• [Materials provided]
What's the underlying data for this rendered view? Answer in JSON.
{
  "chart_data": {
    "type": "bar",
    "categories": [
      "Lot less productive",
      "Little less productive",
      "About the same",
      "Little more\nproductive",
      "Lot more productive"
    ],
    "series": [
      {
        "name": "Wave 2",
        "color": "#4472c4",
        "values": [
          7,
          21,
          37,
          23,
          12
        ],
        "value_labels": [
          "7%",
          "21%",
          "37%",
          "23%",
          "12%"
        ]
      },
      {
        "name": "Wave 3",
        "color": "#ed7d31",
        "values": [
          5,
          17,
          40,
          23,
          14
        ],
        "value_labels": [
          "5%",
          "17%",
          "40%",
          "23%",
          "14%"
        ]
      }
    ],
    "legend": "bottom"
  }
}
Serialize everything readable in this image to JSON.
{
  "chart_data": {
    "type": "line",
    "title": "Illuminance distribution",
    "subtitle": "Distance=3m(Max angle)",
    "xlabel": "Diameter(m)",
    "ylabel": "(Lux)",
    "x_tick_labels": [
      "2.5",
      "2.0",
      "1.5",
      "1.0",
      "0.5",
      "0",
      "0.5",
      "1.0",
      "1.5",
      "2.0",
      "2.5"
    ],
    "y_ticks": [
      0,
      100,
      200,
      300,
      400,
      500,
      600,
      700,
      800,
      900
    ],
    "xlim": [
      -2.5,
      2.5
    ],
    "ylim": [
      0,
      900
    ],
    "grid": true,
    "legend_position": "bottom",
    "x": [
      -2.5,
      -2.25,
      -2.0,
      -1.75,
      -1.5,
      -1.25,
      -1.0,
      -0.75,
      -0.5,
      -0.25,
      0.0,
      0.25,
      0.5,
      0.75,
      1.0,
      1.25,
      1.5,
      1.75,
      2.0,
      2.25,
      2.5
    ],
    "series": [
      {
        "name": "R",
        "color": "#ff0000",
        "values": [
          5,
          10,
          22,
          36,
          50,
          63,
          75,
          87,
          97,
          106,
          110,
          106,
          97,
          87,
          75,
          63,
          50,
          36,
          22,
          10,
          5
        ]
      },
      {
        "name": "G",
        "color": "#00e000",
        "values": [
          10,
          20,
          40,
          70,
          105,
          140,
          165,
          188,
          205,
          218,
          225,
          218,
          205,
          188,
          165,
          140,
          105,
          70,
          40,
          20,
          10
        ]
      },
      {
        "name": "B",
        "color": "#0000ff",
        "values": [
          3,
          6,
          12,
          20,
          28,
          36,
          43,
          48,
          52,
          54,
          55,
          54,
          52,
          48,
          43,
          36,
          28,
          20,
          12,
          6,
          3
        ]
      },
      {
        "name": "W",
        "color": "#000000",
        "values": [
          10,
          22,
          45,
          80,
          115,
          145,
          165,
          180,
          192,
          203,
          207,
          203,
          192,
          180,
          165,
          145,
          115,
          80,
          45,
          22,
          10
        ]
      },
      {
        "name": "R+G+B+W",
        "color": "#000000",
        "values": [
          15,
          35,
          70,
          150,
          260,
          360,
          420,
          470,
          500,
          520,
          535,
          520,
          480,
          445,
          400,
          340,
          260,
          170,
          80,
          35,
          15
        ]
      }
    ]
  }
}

• [Exercise] Pull every line containing the word "JSON" out of the material and copy it.

• [Solution below]
What's the underlying data for this rendered view? Answer in JSON.
Serialize everything readable in this image to JSON.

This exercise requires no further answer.